- [Set exercise] With the pictures omitted, write out the entries that follow exactly as they stand.

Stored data

** BEGIN **

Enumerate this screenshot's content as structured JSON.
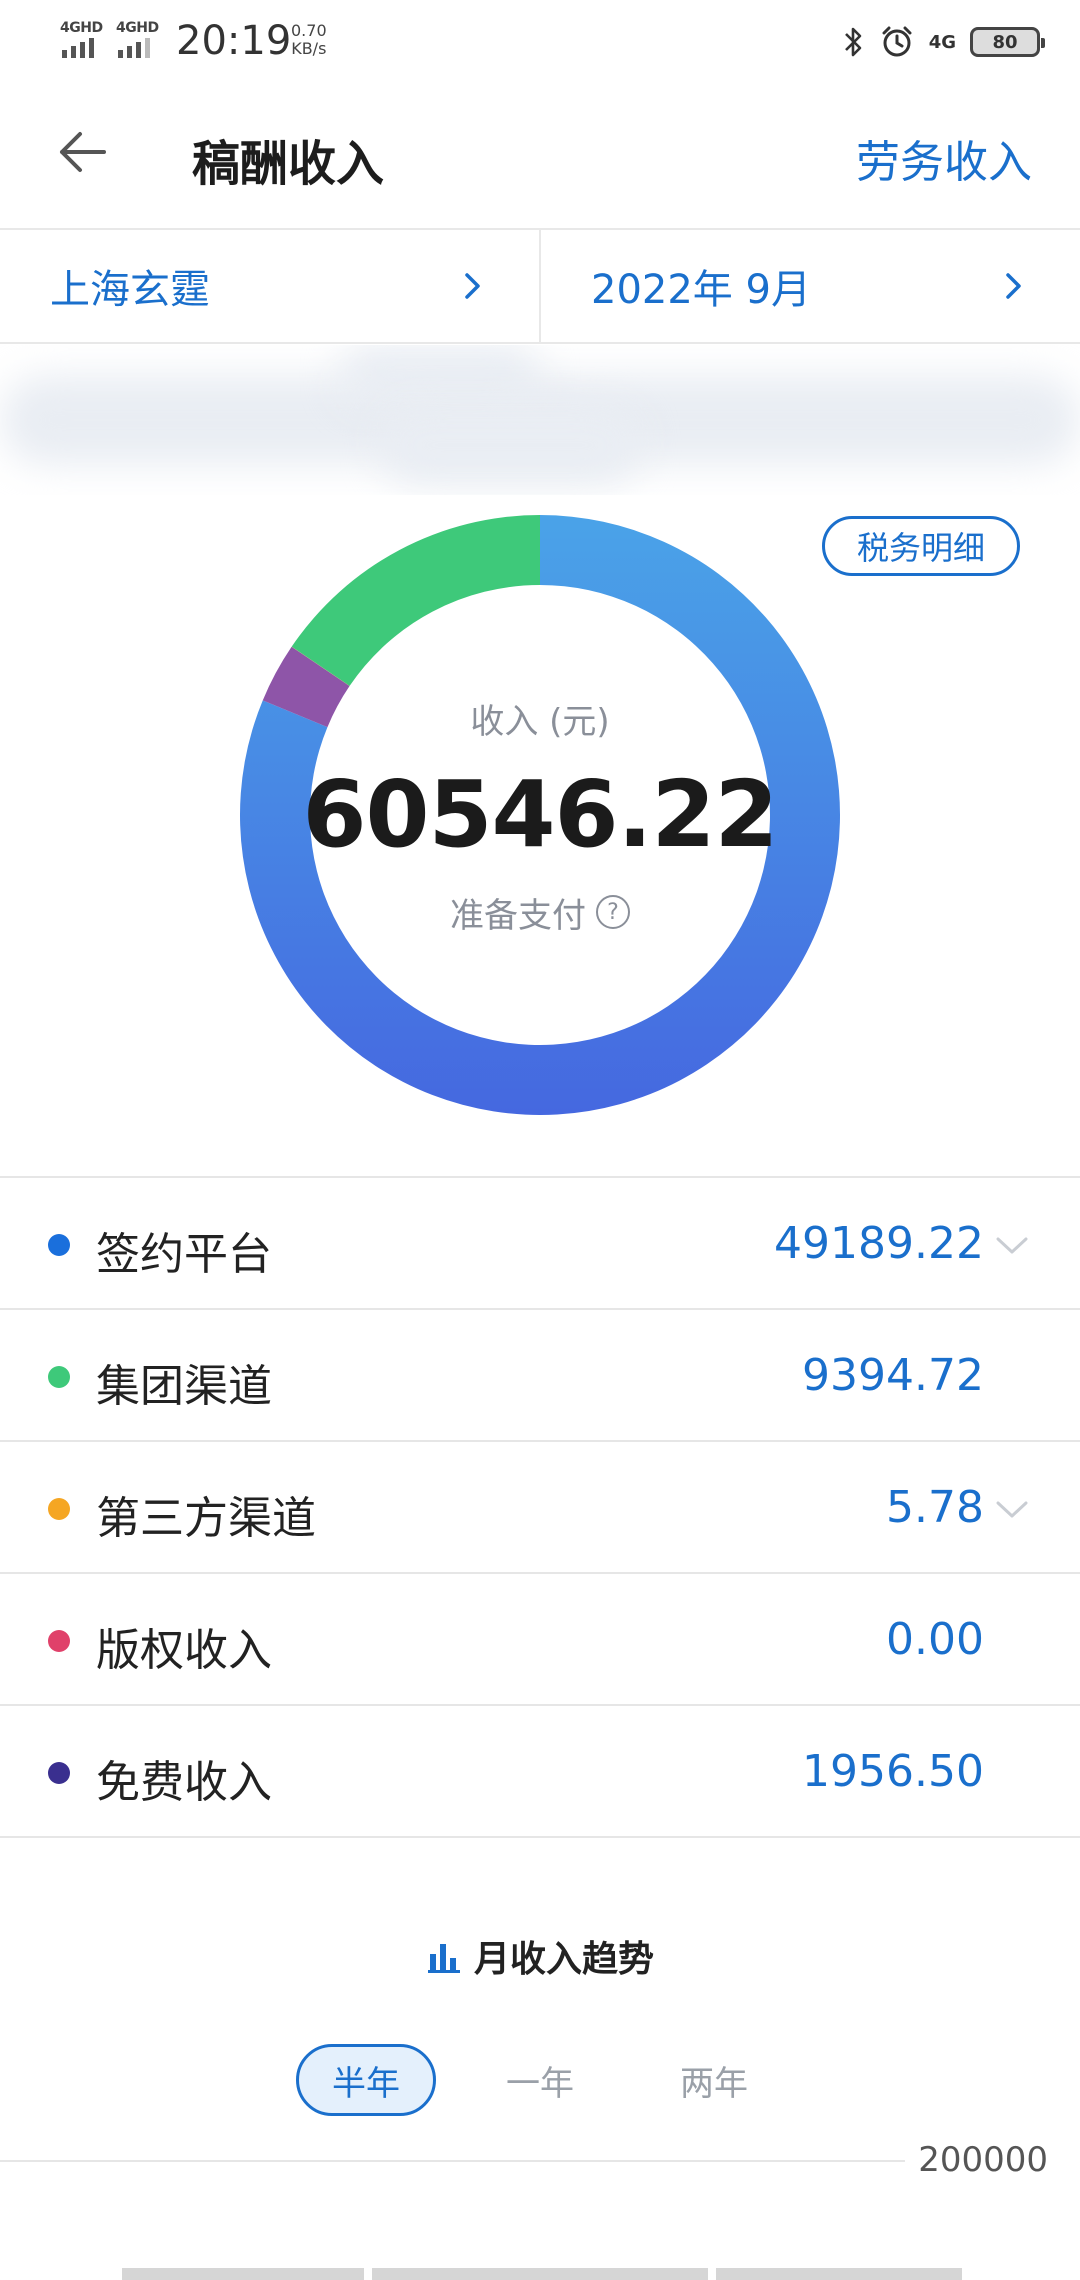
{
  "status_bar": {
    "net1": "4GHD",
    "net2": "4GHD",
    "time": "20:19",
    "speed_value": "0.70",
    "speed_unit": "KB/s",
    "net3": "4G",
    "battery": "80",
    "icons": [
      "bluetooth-icon",
      "alarm-icon"
    ]
  },
  "header": {
    "title": "稿酬收入",
    "right_link": "劳务收入",
    "back_icon": "arrow-left-icon"
  },
  "filters": {
    "company": "上海玄霆",
    "period": "2022年 9月"
  },
  "summary": {
    "tax_button": "税务明细",
    "income_label": "收入 (元)",
    "total": "60546.22",
    "status": "准备支付",
    "help_icon": "question-circle-icon"
  },
  "donut": {
    "segments": [
      {
        "name": "签约平台",
        "value": 49189.22,
        "color": "#4a7de6"
      },
      {
        "name": "集团渠道",
        "value": 9394.72,
        "color": "#3ec97a"
      },
      {
        "name": "第三方渠道",
        "value": 5.78,
        "color": "#f5a623"
      },
      {
        "name": "版权收入",
        "value": 0.0,
        "color": "#e0416a"
      },
      {
        "name": "免费收入",
        "value": 1956.5,
        "color": "#8e55a8"
      }
    ]
  },
  "breakdown": [
    {
      "name": "签约平台",
      "value": "49189.22",
      "dot_color": "#1a6fdc",
      "expandable": true
    },
    {
      "name": "集团渠道",
      "value": "9394.72",
      "dot_color": "#3ec97a",
      "expandable": false
    },
    {
      "name": "第三方渠道",
      "value": "5.78",
      "dot_color": "#f5a623",
      "expandable": true
    },
    {
      "name": "版权收入",
      "value": "0.00",
      "dot_color": "#e0416a",
      "expandable": false
    },
    {
      "name": "免费收入",
      "value": "1956.50",
      "dot_color": "#3a2f8f",
      "expandable": false
    }
  ],
  "trend": {
    "title": "月收入趋势",
    "icon": "bar-chart-icon",
    "ranges": [
      "半年",
      "一年",
      "两年"
    ],
    "active_range": "半年",
    "axis_top": "200000"
  }
}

** END **

- [The completed task]
Enumerate this screenshot's content as structured JSON.
{
  "status_bar": {
    "net1": "4GHD",
    "net2": "4GHD",
    "time": "20:19",
    "speed_value": "0.70",
    "speed_unit": "KB/s",
    "net3": "4G",
    "battery": "80",
    "icons": [
      "bluetooth-icon",
      "alarm-icon"
    ]
  },
  "header": {
    "title": "稿酬收入",
    "right_link": "劳务收入",
    "back_icon": "arrow-left-icon"
  },
  "filters": {
    "company": "上海玄霆",
    "period": "2022年 9月"
  },
  "summary": {
    "tax_button": "税务明细",
    "income_label": "收入 (元)",
    "total": "60546.22",
    "status": "准备支付",
    "help_icon": "question-circle-icon"
  },
  "donut": {
    "segments": [
      {
        "name": "签约平台",
        "value": 49189.22,
        "color": "#4a7de6"
      },
      {
        "name": "集团渠道",
        "value": 9394.72,
        "color": "#3ec97a"
      },
      {
        "name": "第三方渠道",
        "value": 5.78,
        "color": "#f5a623"
      },
      {
        "name": "版权收入",
        "value": 0.0,
        "color": "#e0416a"
      },
      {
        "name": "免费收入",
        "value": 1956.5,
        "color": "#8e55a8"
      }
    ]
  },
  "breakdown": [
    {
      "name": "签约平台",
      "value": "49189.22",
      "dot_color": "#1a6fdc",
      "expandable": true
    },
    {
      "name": "集团渠道",
      "value": "9394.72",
      "dot_color": "#3ec97a",
      "expandable": false
    },
    {
      "name": "第三方渠道",
      "value": "5.78",
      "dot_color": "#f5a623",
      "expandable": true
    },
    {
      "name": "版权收入",
      "value": "0.00",
      "dot_color": "#e0416a",
      "expandable": false
    },
    {
      "name": "免费收入",
      "value": "1956.50",
      "dot_color": "#3a2f8f",
      "expandable": false
    }
  ],
  "trend": {
    "title": "月收入趋势",
    "icon": "bar-chart-icon",
    "ranges": [
      "半年",
      "一年",
      "两年"
    ],
    "active_range": "半年",
    "axis_top": "200000"
  }
}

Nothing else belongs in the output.